Transcribe each line exactly.

Data records:
___

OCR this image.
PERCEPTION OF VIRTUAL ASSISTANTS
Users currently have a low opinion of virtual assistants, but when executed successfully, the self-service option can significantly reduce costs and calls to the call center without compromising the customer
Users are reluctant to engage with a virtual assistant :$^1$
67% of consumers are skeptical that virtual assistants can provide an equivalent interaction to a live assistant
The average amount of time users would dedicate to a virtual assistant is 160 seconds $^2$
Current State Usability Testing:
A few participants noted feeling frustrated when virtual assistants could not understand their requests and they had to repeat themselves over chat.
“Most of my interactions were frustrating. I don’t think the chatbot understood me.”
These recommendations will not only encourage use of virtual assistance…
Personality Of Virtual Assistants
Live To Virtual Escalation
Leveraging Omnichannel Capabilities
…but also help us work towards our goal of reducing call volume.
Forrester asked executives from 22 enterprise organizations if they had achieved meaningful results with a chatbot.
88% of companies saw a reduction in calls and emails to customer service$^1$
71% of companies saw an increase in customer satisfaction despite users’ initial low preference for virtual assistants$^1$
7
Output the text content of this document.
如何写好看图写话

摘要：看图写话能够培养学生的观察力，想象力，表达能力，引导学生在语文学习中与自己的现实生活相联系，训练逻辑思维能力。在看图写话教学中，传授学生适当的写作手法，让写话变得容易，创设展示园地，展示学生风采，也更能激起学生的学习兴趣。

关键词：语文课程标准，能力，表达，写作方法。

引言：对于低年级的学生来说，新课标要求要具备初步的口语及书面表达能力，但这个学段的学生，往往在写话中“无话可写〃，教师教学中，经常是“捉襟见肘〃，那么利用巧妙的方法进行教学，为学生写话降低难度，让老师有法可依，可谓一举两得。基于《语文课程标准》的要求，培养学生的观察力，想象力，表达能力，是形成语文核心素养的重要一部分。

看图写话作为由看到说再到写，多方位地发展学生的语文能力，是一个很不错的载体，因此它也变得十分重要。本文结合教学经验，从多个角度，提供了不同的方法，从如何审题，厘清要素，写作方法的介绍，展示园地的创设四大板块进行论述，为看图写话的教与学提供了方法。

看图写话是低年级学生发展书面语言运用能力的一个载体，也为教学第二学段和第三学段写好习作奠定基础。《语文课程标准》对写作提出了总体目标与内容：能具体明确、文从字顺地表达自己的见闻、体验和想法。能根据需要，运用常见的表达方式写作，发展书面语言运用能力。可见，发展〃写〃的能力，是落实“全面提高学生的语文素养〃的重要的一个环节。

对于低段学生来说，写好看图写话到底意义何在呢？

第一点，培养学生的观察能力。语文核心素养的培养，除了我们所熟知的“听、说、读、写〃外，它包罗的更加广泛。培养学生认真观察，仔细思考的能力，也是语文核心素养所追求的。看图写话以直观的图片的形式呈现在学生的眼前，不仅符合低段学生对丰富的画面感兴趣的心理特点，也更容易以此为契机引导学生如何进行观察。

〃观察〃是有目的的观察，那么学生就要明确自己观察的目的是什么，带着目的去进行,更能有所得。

___

SOLUTION FOR THIS TASK -
OCR this image.
PERCEPTION OF VIRTUAL ASSISTANTS
Users currently have a low opinion of virtual assistants, but when executed successfully, the self-service option can significantly reduce costs and calls to the call center without compromising the customer
Users are reluctant to engage with a virtual assistant :$^1$
67% of consumers are skeptical that virtual assistants can provide an equivalent interaction to a live assistant
The average amount of time users would dedicate to a virtual assistant is 160 seconds $^2$
Current State Usability Testing:
A few participants noted feeling frustrated when virtual assistants could not understand their requests and they had to repeat themselves over chat.
“Most of my interactions were frustrating. I don’t think the chatbot understood me.”
These recommendations will not only encourage use of virtual assistance…
Personality Of Virtual Assistants
Live To Virtual Escalation
Leveraging Omnichannel Capabilities
…but also help us work towards our goal of reducing call volume.
Forrester asked executives from 22 enterprise organizations if they had achieved meaningful results with a chatbot.
88% of companies saw a reduction in calls and emails to customer service$^1$
71% of companies saw an increase in customer satisfaction despite users’ initial low preference for virtual assistants$^1$
7
Output the text content of this document.
如何写好看图写话

摘要：看图写话能够培养学生的观察力，想象力，表达能力，引导学生在语文学习中与自己的现实生活相联系，训练逻辑思维能力。在看图写话教学中，传授学生适当的写作手法，让写话变得容易，创设展示园地，展示学生风采，也更能激起学生的学习兴趣。

关键词：语文课程标准，能力，表达，写作方法。

引言：对于低年级的学生来说，新课标要求要具备初步的口语及书面表达能力，但这个学段的学生，往往在写话中“无话可写〃，教师教学中，经常是“捉襟见肘〃，那么利用巧妙的方法进行教学，为学生写话降低难度，让老师有法可依，可谓一举两得。基于《语文课程标准》的要求，培养学生的观察力，想象力，表达能力，是形成语文核心素养的重要一部分。

看图写话作为由看到说再到写，多方位地发展学生的语文能力，是一个很不错的载体，因此它也变得十分重要。本文结合教学经验，从多个角度，提供了不同的方法，从如何审题，厘清要素，写作方法的介绍，展示园地的创设四大板块进行论述，为看图写话的教与学提供了方法。

看图写话是低年级学生发展书面语言运用能力的一个载体，也为教学第二学段和第三学段写好习作奠定基础。《语文课程标准》对写作提出了总体目标与内容：能具体明确、文从字顺地表达自己的见闻、体验和想法。能根据需要，运用常见的表达方式写作，发展书面语言运用能力。可见，发展〃写〃的能力，是落实“全面提高学生的语文素养〃的重要的一个环节。

对于低段学生来说，写好看图写话到底意义何在呢？

第一点，培养学生的观察能力。语文核心素养的培养，除了我们所熟知的“听、说、读、写〃外，它包罗的更加广泛。培养学生认真观察，仔细思考的能力，也是语文核心素养所追求的。看图写话以直观的图片的形式呈现在学生的眼前，不仅符合低段学生对丰富的画面感兴趣的心理特点，也更容易以此为契机引导学生如何进行观察。

〃观察〃是有目的的观察，那么学生就要明确自己观察的目的是什么，带着目的去进行,更能有所得。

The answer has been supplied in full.